**What is needed**
Copy all lines of the listing that include the string "reviews".

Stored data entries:
════════════════════
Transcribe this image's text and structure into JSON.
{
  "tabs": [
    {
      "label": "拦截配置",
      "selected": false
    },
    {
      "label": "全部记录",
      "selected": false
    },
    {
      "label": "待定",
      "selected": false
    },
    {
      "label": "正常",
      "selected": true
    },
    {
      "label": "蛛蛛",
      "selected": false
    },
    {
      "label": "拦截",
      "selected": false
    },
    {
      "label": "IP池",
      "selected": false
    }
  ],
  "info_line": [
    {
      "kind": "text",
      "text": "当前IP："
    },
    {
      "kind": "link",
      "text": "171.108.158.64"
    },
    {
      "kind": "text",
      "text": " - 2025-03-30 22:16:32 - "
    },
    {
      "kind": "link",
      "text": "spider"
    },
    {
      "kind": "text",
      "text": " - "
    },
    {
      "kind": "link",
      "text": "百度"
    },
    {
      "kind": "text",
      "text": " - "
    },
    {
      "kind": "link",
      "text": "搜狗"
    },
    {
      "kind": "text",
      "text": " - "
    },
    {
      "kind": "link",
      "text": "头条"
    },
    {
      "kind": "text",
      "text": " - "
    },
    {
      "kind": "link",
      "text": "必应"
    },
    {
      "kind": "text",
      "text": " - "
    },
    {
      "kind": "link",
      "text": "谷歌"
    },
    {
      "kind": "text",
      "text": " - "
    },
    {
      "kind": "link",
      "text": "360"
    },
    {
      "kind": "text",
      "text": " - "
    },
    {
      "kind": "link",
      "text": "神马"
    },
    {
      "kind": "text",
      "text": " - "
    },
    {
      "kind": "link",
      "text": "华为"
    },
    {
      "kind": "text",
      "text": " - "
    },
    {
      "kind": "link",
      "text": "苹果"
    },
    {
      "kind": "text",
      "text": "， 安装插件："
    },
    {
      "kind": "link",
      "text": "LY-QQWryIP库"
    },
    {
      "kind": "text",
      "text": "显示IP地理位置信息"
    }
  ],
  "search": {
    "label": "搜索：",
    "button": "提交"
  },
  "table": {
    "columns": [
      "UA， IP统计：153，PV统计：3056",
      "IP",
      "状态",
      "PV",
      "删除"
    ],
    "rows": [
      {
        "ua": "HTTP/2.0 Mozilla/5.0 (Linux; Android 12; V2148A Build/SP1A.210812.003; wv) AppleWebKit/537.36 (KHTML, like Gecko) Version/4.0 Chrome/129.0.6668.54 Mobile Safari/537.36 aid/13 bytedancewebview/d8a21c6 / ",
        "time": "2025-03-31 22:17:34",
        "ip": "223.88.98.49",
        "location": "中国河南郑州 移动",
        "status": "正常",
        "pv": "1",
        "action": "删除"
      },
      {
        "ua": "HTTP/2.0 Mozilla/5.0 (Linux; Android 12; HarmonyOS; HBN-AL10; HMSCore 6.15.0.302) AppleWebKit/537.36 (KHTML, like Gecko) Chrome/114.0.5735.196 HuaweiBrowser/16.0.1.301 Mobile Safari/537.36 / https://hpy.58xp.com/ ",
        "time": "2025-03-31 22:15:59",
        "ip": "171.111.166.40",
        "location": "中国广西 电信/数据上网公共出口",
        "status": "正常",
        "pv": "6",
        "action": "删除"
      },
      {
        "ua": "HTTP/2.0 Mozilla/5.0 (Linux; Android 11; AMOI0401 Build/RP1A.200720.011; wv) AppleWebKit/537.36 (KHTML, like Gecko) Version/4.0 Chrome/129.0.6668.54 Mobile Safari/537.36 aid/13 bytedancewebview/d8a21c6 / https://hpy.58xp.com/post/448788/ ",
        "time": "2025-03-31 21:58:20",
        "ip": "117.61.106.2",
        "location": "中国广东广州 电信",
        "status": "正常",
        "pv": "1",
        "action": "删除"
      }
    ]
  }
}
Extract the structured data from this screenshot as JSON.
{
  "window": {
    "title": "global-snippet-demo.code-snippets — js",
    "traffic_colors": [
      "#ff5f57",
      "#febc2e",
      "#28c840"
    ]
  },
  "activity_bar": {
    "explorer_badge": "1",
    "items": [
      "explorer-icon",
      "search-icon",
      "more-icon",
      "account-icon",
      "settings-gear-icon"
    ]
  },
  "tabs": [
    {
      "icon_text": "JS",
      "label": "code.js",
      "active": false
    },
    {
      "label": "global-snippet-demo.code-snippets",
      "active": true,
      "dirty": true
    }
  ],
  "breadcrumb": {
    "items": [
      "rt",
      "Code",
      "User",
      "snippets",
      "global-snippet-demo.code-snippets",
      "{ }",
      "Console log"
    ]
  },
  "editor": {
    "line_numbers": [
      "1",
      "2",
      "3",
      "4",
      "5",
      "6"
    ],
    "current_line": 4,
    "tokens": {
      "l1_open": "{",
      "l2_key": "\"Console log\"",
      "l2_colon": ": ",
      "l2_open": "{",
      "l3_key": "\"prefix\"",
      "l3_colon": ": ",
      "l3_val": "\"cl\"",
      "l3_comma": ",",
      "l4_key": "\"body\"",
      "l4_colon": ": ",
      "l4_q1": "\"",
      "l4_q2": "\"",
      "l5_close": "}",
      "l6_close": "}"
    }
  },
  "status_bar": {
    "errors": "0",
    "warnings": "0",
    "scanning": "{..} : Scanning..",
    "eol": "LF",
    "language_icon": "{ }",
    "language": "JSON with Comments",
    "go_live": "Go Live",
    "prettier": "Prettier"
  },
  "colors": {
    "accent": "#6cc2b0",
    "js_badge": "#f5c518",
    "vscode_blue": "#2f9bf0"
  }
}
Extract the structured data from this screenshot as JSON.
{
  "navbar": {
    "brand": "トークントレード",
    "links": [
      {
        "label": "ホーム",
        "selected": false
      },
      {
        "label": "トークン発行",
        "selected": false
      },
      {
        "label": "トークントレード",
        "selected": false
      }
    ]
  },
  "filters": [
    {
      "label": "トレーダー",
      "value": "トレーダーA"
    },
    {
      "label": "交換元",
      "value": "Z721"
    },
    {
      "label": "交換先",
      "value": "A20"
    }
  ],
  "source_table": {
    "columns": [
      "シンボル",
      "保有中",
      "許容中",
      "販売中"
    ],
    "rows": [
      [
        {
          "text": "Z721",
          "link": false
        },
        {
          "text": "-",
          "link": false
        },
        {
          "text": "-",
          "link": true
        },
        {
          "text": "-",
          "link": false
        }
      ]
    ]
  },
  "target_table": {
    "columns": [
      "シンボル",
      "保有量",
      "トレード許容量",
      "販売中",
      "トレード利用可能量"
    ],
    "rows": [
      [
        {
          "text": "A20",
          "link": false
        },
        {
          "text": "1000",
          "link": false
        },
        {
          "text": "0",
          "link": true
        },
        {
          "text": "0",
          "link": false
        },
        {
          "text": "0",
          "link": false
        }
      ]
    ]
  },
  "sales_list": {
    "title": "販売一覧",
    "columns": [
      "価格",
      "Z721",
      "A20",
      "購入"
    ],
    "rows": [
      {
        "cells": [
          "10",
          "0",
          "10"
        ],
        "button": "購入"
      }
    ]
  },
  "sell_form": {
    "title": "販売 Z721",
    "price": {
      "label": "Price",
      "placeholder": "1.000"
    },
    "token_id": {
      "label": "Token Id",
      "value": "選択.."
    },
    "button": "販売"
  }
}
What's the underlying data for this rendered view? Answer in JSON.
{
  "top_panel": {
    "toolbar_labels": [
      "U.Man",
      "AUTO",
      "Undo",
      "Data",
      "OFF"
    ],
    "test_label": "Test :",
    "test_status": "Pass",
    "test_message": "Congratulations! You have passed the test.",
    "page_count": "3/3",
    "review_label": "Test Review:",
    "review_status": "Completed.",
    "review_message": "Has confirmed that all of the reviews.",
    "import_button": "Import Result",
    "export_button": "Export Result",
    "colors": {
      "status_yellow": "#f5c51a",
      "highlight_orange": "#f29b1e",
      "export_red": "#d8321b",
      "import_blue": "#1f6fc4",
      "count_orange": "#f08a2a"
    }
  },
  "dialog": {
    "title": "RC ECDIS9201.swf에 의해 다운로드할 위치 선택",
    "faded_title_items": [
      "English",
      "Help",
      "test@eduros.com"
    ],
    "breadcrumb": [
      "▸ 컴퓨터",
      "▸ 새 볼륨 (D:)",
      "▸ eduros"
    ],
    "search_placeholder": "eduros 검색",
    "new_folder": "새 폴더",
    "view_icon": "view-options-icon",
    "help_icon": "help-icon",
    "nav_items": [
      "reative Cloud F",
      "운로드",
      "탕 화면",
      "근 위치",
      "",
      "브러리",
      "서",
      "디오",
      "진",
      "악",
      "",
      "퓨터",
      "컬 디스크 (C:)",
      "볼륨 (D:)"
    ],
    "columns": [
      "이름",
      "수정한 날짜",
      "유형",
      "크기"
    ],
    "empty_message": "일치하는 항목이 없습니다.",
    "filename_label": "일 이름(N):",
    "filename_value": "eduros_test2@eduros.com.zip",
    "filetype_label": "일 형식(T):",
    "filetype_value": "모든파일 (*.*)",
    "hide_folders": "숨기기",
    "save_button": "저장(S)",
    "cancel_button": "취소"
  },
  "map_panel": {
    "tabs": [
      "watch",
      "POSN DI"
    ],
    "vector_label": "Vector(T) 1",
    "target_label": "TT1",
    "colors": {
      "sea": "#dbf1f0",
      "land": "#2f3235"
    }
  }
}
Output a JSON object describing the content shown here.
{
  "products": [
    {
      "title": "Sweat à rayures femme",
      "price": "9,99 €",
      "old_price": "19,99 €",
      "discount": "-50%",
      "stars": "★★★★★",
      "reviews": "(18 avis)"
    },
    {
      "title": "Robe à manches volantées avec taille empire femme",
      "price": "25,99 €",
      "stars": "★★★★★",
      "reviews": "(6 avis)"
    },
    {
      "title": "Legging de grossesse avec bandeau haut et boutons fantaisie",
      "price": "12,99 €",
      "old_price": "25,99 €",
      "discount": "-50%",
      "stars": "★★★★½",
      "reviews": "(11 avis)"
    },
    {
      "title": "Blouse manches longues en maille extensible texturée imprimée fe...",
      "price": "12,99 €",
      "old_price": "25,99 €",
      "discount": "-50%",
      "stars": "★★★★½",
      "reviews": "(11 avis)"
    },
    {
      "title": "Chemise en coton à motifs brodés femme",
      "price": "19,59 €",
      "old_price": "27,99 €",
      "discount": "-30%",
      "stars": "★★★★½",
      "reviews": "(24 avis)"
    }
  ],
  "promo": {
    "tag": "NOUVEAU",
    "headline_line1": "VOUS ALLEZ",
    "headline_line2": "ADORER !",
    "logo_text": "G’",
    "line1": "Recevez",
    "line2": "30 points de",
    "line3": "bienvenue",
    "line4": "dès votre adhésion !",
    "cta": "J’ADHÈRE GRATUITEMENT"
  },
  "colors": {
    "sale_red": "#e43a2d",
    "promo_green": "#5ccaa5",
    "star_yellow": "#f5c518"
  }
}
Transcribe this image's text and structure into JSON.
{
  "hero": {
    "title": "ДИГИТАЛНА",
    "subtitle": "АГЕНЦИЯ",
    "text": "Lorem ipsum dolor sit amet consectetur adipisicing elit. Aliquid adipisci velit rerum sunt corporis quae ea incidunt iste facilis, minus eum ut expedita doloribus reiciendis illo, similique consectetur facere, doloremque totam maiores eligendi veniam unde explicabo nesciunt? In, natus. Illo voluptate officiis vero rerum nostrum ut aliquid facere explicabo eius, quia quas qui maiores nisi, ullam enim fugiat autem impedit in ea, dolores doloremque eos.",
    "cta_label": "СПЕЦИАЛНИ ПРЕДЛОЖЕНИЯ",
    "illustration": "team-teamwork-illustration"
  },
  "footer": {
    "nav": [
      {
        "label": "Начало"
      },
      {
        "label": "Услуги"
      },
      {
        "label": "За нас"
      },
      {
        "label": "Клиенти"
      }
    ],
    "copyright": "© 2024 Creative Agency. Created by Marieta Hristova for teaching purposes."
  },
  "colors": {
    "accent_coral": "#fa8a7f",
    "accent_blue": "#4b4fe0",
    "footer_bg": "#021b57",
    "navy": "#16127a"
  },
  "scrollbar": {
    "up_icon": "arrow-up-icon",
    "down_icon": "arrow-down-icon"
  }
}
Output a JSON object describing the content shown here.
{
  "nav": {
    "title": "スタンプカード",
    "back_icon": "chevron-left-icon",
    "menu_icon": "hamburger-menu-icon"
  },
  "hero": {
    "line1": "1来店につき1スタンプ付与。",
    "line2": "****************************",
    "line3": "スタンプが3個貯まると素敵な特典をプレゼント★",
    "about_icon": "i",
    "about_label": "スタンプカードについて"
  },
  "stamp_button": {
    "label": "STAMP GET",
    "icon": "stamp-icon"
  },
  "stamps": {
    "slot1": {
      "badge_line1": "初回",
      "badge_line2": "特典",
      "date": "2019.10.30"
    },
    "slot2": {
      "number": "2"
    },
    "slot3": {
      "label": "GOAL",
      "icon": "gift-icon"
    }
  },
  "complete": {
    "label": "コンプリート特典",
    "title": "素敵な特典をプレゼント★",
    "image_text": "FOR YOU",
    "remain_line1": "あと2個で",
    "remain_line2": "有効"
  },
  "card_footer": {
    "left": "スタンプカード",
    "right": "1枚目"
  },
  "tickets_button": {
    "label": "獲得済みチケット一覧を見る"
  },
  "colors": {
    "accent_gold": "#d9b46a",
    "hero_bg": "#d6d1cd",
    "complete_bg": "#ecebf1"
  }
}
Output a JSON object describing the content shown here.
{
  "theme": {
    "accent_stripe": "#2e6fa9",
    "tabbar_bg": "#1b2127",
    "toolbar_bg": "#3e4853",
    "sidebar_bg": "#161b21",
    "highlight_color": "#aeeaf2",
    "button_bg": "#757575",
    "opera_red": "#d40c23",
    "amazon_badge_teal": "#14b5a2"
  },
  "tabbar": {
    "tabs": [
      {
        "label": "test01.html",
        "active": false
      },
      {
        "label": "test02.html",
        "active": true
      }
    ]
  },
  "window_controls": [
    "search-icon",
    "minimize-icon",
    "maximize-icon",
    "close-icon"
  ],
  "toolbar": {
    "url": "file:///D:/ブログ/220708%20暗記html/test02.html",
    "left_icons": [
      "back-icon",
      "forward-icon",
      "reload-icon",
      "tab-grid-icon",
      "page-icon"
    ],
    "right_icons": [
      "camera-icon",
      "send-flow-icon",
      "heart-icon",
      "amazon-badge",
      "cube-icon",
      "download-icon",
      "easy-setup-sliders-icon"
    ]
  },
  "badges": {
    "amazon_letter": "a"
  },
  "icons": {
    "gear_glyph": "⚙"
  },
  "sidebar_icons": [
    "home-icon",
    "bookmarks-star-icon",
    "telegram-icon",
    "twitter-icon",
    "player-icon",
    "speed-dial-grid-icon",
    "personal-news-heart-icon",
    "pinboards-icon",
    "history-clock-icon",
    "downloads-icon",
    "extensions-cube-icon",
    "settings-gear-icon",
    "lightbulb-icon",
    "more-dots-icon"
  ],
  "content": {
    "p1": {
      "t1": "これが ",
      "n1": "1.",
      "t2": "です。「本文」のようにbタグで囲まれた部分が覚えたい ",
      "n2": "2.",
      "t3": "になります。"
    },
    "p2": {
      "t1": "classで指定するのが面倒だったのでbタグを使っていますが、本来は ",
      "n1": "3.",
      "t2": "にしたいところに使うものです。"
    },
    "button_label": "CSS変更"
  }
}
════════════════════
**Solution for this problem**
    "review_message": "Has confirmed that all of the reviews.",
      "reviews": "(18 avis)"
      "reviews": "(6 avis)"
      "reviews": "(11 avis)"
      "reviews": "(11 avis)"
      "reviews": "(24 avis)"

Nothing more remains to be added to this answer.